Input material start

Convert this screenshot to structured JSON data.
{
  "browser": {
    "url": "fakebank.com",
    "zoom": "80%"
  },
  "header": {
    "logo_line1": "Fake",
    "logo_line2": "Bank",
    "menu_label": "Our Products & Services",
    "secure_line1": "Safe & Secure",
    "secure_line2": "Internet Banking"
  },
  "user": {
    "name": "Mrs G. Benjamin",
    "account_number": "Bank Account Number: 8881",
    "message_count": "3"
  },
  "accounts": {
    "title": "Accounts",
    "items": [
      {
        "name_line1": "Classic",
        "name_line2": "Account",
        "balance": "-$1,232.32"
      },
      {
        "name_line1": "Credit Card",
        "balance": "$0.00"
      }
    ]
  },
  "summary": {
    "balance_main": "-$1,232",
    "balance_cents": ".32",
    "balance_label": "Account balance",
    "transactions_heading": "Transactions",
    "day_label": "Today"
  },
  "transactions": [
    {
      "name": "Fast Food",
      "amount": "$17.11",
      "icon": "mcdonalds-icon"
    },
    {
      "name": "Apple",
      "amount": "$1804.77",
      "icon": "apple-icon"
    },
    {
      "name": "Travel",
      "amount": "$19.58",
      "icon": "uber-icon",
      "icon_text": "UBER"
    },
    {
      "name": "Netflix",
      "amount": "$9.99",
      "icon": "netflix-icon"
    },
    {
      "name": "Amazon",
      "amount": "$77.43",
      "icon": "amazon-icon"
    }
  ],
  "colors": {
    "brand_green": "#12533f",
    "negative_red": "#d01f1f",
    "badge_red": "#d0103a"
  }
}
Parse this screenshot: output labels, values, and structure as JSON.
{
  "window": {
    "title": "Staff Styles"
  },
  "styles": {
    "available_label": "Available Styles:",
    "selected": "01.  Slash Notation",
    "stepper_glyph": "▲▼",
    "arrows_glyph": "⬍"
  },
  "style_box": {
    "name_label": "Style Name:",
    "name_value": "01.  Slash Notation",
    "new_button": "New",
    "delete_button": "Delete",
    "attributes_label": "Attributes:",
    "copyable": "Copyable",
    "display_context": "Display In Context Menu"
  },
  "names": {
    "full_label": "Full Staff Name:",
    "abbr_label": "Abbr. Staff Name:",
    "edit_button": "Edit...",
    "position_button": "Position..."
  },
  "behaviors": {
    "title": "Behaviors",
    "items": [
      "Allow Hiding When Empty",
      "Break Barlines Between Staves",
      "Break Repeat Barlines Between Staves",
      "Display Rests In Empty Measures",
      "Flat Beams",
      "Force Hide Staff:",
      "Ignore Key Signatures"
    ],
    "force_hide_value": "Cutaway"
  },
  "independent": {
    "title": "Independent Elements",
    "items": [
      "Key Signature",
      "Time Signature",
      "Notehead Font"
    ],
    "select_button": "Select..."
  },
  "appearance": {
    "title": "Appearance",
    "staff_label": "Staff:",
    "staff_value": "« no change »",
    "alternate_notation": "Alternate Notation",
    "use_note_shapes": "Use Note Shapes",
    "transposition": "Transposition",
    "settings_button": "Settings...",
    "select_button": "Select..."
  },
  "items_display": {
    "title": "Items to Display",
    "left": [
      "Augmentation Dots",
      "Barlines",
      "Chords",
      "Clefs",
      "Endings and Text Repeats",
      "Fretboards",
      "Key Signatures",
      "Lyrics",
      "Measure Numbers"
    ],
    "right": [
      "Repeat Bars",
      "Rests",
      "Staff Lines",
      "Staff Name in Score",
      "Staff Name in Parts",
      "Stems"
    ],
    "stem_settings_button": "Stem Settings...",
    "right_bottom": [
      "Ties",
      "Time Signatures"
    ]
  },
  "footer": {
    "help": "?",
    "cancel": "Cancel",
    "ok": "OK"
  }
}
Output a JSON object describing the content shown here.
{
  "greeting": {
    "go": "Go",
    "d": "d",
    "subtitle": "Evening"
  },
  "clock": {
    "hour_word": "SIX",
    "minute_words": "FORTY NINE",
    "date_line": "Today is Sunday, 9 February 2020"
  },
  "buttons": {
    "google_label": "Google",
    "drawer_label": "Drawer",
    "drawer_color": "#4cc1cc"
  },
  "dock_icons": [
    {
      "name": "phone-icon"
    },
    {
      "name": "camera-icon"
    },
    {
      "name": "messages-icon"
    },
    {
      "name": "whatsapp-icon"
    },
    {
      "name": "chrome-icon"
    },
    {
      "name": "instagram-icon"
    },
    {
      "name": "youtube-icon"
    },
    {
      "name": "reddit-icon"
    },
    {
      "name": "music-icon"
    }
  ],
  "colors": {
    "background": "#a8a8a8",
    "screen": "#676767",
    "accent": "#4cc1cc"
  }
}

Input material end

» **Challenge**
Note how many lines of the material contain the string "Settings". Then report that number by itself.

» **Written solution**
2